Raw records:
:::::

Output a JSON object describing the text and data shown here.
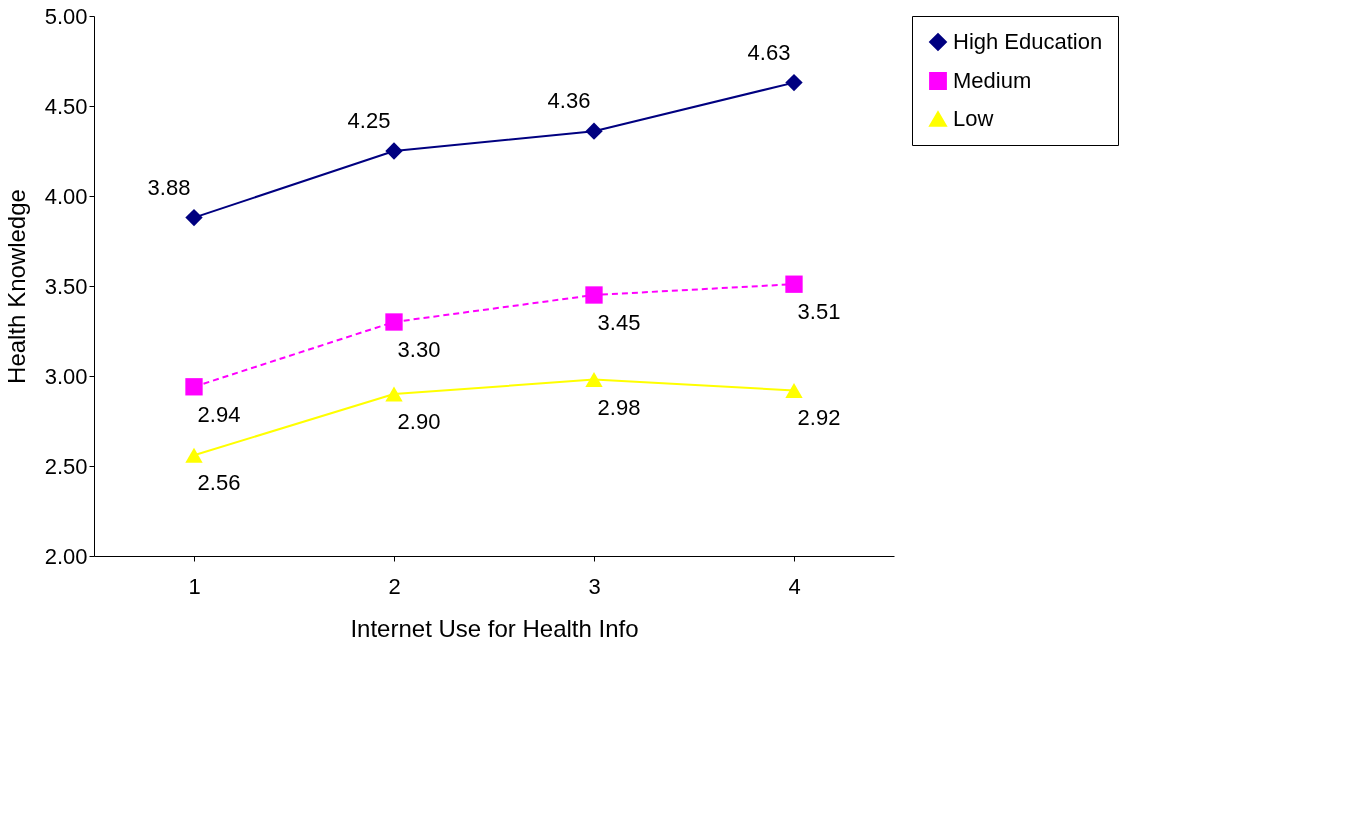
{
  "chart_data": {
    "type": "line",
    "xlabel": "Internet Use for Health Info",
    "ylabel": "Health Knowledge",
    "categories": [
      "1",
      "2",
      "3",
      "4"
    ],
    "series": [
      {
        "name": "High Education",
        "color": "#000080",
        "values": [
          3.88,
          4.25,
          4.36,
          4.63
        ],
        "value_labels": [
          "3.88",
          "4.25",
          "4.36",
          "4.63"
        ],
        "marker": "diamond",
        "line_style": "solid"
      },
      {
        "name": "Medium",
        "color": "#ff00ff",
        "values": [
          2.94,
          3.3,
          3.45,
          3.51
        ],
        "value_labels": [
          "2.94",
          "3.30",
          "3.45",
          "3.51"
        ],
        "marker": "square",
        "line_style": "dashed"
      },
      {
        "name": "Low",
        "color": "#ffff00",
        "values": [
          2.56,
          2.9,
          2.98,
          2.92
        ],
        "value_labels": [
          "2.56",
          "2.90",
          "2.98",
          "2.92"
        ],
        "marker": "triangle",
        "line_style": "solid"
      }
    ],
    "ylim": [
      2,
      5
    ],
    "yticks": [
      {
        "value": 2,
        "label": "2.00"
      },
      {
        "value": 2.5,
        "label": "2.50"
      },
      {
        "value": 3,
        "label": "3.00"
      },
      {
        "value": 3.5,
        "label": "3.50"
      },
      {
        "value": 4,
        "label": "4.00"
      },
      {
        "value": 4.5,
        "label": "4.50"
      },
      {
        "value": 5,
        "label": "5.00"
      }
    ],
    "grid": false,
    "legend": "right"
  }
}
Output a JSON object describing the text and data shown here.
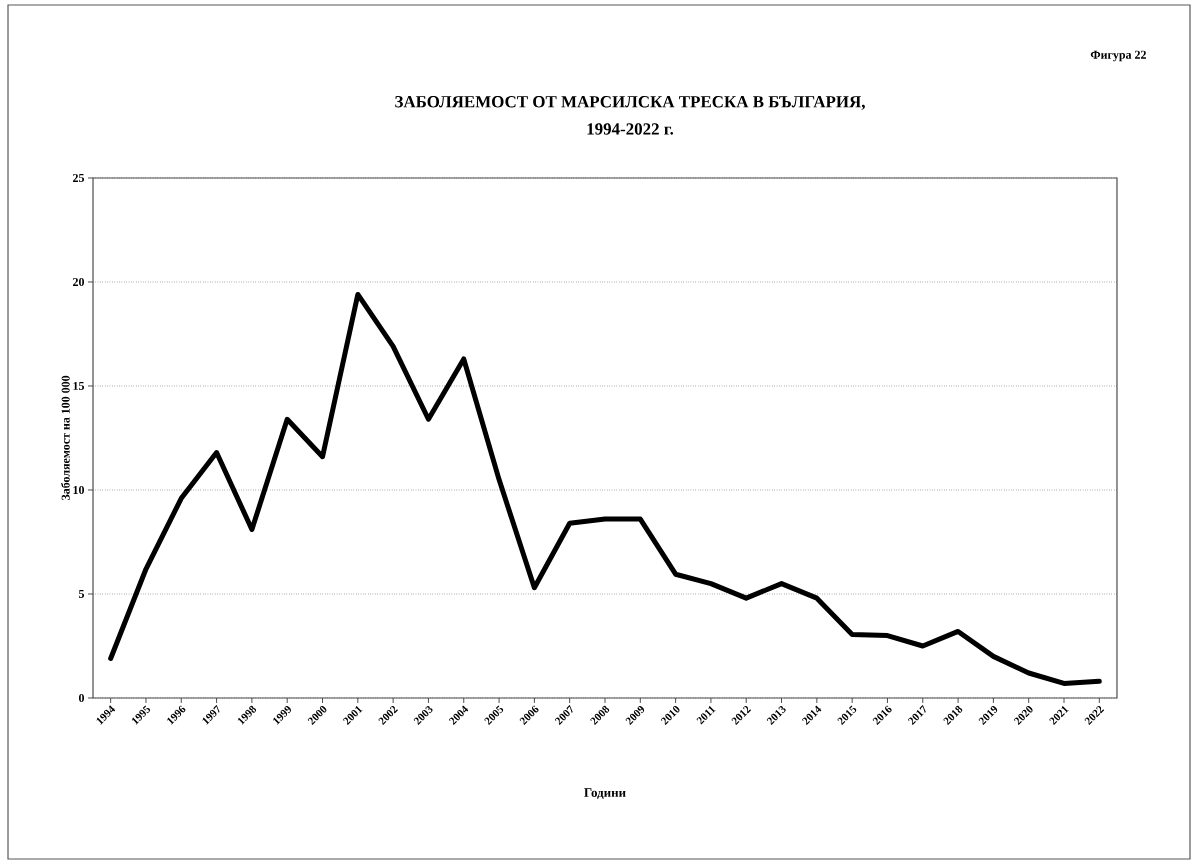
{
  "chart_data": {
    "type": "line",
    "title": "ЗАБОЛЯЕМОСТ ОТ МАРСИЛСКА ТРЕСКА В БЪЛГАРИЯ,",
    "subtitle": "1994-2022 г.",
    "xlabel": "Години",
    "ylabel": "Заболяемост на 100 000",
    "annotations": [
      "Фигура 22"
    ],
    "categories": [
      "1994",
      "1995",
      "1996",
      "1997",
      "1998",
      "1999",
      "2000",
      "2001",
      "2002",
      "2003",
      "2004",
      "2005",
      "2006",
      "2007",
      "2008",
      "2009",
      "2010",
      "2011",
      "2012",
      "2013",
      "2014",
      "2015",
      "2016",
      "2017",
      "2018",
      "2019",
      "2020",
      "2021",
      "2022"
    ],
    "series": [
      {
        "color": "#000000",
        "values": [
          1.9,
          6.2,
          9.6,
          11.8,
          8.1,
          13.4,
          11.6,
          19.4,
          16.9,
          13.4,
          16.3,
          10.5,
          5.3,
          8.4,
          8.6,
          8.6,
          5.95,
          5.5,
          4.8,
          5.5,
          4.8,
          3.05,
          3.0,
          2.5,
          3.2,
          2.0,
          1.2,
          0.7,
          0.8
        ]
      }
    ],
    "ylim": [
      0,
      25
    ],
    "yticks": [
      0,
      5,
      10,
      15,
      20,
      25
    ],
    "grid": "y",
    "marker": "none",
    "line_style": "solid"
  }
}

:::::

Repeat the listing in full and exactly. Do not include any images.

▶ Worked solution
Output a JSON object describing the text and data shown here.
{
  "chart_data": {
    "type": "line",
    "xlabel": "Internet Use for Health Info",
    "ylabel": "Health Knowledge",
    "categories": [
      "1",
      "2",
      "3",
      "4"
    ],
    "series": [
      {
        "name": "High Education",
        "color": "#000080",
        "values": [
          3.88,
          4.25,
          4.36,
          4.63
        ],
        "value_labels": [
          "3.88",
          "4.25",
          "4.36",
          "4.63"
        ],
        "marker": "diamond",
        "line_style": "solid"
      },
      {
        "name": "Medium",
        "color": "#ff00ff",
        "values": [
          2.94,
          3.3,
          3.45,
          3.51
        ],
        "value_labels": [
          "2.94",
          "3.30",
          "3.45",
          "3.51"
        ],
        "marker": "square",
        "line_style": "dashed"
      },
      {
        "name": "Low",
        "color": "#ffff00",
        "values": [
          2.56,
          2.9,
          2.98,
          2.92
        ],
        "value_labels": [
          "2.56",
          "2.90",
          "2.98",
          "2.92"
        ],
        "marker": "triangle",
        "line_style": "solid"
      }
    ],
    "ylim": [
      2,
      5
    ],
    "yticks": [
      {
        "value": 2,
        "label": "2.00"
      },
      {
        "value": 2.5,
        "label": "2.50"
      },
      {
        "value": 3,
        "label": "3.00"
      },
      {
        "value": 3.5,
        "label": "3.50"
      },
      {
        "value": 4,
        "label": "4.00"
      },
      {
        "value": 4.5,
        "label": "4.50"
      },
      {
        "value": 5,
        "label": "5.00"
      }
    ],
    "grid": false,
    "legend": "right"
  }
}
Output a JSON object describing the text and data shown here.
{
  "chart_data": {
    "type": "line",
    "title": "ЗАБОЛЯЕМОСТ ОТ МАРСИЛСКА ТРЕСКА В БЪЛГАРИЯ,",
    "subtitle": "1994-2022 г.",
    "xlabel": "Години",
    "ylabel": "Заболяемост на 100 000",
    "annotations": [
      "Фигура 22"
    ],
    "categories": [
      "1994",
      "1995",
      "1996",
      "1997",
      "1998",
      "1999",
      "2000",
      "2001",
      "2002",
      "2003",
      "2004",
      "2005",
      "2006",
      "2007",
      "2008",
      "2009",
      "2010",
      "2011",
      "2012",
      "2013",
      "2014",
      "2015",
      "2016",
      "2017",
      "2018",
      "2019",
      "2020",
      "2021",
      "2022"
    ],
    "series": [
      {
        "color": "#000000",
        "values": [
          1.9,
          6.2,
          9.6,
          11.8,
          8.1,
          13.4,
          11.6,
          19.4,
          16.9,
          13.4,
          16.3,
          10.5,
          5.3,
          8.4,
          8.6,
          8.6,
          5.95,
          5.5,
          4.8,
          5.5,
          4.8,
          3.05,
          3.0,
          2.5,
          3.2,
          2.0,
          1.2,
          0.7,
          0.8
        ]
      }
    ],
    "ylim": [
      0,
      25
    ],
    "yticks": [
      0,
      5,
      10,
      15,
      20,
      25
    ],
    "grid": "y",
    "marker": "none",
    "line_style": "solid"
  }
}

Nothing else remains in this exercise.